*ENTRIES SUPPLIED*.
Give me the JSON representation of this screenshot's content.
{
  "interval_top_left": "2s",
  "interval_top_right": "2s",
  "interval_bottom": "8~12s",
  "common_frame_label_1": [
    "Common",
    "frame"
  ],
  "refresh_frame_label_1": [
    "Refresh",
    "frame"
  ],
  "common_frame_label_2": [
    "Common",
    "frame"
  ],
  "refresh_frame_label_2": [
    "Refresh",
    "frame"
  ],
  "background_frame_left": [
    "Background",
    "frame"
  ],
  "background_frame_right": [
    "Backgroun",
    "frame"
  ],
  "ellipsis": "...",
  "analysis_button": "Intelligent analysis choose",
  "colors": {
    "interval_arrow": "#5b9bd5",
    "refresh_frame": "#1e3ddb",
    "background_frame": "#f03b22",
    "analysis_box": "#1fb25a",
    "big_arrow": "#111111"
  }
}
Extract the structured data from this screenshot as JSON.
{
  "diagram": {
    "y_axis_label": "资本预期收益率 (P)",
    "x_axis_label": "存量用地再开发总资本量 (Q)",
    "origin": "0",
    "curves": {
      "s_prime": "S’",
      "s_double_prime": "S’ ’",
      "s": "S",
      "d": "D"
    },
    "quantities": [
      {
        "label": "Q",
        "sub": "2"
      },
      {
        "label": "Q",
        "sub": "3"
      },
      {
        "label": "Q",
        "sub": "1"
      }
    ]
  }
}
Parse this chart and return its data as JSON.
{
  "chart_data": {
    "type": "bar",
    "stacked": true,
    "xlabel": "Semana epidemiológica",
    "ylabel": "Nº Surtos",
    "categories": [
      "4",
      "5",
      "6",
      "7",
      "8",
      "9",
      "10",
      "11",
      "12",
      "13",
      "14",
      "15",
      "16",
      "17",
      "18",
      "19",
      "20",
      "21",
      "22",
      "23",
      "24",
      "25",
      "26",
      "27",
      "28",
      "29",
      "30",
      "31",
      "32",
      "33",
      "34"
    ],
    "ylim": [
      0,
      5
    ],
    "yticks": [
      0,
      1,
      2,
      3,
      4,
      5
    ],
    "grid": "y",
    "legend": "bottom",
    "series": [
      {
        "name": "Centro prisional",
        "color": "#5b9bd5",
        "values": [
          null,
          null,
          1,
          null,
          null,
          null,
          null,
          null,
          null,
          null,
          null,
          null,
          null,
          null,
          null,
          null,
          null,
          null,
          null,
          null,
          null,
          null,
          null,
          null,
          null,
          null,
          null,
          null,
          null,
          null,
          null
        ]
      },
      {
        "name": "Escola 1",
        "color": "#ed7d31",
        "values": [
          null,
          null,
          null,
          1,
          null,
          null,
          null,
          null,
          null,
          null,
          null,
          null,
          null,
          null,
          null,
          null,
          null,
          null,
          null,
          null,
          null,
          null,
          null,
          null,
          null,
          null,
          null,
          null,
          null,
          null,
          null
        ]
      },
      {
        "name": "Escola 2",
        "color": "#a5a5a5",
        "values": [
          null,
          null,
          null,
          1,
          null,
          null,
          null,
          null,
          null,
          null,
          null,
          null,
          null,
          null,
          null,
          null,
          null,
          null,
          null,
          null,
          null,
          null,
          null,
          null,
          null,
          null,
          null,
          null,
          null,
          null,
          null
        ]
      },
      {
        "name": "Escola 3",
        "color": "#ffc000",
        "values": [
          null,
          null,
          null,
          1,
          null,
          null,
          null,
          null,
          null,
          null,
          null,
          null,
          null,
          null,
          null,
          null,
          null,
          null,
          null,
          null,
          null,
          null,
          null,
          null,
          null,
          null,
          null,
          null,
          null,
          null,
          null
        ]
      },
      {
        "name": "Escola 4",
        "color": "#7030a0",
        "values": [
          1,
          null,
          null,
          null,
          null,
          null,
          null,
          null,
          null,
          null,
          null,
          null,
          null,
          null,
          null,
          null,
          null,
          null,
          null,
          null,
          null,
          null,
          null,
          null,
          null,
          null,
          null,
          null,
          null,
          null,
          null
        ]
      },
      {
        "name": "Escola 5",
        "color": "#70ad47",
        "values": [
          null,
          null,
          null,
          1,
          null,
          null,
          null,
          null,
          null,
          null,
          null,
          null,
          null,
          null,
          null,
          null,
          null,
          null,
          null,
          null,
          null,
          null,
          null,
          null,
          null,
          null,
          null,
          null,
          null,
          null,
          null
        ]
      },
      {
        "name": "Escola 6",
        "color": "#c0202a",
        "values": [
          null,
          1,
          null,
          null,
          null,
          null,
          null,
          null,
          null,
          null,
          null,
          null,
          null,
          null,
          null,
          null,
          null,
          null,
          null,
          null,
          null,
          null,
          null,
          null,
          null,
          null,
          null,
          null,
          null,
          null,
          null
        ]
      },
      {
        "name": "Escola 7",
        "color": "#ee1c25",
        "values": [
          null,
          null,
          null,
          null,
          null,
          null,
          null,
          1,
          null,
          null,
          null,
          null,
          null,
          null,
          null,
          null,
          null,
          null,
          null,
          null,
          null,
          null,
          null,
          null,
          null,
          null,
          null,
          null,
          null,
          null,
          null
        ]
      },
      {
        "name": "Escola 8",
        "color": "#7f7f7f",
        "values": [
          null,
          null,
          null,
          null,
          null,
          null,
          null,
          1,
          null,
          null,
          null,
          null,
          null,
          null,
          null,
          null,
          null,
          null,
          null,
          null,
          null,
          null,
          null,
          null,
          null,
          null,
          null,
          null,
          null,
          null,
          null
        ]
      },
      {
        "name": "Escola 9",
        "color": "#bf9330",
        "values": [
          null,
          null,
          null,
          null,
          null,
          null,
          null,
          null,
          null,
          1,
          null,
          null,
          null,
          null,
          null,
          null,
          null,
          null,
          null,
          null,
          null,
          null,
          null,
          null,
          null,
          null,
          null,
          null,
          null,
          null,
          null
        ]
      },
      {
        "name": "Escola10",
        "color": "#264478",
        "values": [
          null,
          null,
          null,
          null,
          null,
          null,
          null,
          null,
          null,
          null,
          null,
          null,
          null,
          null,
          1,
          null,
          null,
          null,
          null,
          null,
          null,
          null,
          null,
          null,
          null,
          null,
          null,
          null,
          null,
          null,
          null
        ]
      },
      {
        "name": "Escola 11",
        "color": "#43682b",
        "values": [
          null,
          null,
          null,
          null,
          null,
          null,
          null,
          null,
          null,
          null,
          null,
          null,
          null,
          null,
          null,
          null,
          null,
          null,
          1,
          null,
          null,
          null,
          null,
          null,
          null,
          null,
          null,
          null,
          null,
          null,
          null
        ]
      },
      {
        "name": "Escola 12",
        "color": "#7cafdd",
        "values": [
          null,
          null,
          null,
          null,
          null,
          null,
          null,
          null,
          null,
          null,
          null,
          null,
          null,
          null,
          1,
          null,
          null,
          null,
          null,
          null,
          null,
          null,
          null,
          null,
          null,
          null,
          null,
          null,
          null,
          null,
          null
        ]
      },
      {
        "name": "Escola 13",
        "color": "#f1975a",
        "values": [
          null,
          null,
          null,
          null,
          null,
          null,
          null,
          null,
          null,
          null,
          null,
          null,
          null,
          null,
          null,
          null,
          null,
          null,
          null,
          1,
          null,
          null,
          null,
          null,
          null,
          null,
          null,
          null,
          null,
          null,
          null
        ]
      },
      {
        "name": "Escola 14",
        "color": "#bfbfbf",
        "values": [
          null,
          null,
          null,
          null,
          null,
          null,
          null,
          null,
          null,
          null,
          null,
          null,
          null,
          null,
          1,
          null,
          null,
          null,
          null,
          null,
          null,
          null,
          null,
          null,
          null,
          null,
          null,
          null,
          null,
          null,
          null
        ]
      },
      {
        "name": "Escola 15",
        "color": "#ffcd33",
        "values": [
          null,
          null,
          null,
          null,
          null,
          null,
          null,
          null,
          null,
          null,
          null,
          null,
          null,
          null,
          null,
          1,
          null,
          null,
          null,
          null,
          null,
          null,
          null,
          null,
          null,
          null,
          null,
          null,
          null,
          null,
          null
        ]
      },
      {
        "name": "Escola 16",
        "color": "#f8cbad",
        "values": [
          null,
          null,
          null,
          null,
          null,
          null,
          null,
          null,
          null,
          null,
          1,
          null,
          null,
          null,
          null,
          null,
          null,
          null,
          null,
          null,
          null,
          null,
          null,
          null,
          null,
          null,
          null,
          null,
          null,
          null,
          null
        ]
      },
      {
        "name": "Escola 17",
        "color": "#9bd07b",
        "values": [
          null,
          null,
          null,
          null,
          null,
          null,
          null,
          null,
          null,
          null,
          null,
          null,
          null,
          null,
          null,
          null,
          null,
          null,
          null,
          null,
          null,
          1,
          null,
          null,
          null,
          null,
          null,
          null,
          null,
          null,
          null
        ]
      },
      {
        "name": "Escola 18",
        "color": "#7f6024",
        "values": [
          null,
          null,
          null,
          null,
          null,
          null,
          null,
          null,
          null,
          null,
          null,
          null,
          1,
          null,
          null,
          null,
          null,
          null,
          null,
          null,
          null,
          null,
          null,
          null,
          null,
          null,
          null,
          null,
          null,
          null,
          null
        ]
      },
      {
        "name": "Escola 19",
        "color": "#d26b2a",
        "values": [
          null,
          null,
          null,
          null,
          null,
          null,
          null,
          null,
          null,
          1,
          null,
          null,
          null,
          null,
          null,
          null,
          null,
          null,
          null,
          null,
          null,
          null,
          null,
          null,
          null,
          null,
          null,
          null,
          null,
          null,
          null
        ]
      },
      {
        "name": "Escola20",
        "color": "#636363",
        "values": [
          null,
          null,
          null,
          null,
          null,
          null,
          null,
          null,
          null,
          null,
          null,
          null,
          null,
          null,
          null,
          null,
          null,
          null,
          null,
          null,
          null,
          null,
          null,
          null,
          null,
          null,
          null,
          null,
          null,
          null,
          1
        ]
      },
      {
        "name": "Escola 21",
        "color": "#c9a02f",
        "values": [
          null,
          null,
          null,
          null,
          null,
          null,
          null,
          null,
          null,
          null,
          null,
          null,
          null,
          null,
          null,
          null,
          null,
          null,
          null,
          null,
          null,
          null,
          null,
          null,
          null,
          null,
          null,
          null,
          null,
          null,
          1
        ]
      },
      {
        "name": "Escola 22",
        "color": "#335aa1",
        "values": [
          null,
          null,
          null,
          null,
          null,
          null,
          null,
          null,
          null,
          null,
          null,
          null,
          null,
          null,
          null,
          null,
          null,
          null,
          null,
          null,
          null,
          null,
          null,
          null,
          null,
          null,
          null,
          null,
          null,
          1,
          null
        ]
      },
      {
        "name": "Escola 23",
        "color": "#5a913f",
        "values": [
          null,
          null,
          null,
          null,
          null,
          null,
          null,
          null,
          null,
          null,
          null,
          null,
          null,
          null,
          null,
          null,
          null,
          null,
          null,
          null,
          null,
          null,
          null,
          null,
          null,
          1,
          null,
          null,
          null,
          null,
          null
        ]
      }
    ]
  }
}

==

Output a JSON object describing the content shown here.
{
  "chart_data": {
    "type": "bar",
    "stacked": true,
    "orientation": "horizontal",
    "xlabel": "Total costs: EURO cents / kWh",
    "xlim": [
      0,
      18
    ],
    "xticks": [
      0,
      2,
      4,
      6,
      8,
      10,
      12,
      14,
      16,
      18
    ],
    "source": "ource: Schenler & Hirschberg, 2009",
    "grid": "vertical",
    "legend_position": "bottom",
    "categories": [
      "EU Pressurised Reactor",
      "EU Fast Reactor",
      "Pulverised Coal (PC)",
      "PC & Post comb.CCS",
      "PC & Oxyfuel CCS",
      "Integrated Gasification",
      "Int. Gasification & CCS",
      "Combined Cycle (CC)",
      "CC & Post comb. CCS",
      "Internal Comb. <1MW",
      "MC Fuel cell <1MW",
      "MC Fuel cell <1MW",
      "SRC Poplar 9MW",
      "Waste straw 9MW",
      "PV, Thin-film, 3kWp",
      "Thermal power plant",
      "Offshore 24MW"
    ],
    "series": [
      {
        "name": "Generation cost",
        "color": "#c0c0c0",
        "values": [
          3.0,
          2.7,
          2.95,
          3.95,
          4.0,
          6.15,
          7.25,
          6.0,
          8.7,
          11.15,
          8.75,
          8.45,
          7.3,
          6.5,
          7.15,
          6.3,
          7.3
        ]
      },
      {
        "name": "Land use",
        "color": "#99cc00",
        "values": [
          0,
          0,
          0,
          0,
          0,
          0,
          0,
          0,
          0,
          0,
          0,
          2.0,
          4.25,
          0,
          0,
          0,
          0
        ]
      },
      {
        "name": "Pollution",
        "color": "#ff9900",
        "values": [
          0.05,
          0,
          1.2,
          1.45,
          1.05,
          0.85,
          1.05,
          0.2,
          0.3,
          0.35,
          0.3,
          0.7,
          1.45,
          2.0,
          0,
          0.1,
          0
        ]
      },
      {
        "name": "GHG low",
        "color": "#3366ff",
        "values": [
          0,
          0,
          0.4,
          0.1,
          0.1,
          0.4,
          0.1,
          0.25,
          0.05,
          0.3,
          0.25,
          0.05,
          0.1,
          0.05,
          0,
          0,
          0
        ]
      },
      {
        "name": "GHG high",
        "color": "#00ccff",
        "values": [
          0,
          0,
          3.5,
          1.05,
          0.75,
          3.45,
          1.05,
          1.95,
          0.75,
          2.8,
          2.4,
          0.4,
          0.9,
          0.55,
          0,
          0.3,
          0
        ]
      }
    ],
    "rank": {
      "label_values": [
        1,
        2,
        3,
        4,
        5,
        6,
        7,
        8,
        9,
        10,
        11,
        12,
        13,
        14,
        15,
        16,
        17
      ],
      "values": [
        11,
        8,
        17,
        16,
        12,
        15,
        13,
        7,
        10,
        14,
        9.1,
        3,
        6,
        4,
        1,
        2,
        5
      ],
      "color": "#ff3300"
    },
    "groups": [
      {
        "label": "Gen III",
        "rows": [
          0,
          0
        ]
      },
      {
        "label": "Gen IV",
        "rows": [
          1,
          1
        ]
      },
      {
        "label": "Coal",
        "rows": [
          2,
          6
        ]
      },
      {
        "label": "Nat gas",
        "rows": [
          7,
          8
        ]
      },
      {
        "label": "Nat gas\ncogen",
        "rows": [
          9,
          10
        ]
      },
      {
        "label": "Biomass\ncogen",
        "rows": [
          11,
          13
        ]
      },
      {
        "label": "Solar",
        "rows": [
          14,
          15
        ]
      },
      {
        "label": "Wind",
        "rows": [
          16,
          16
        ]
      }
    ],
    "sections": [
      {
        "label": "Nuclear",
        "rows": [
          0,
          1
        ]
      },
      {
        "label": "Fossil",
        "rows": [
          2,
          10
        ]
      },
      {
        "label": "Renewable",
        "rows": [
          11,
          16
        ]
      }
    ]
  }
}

*WHAT YOU WILL DO*.
Locate the word "screenshot" in the records and collect each line it appears in.

*COMPLETED EXERCISE*.
Give me the JSON representation of this screenshot's content.
Extract the structured data from this screenshot as JSON.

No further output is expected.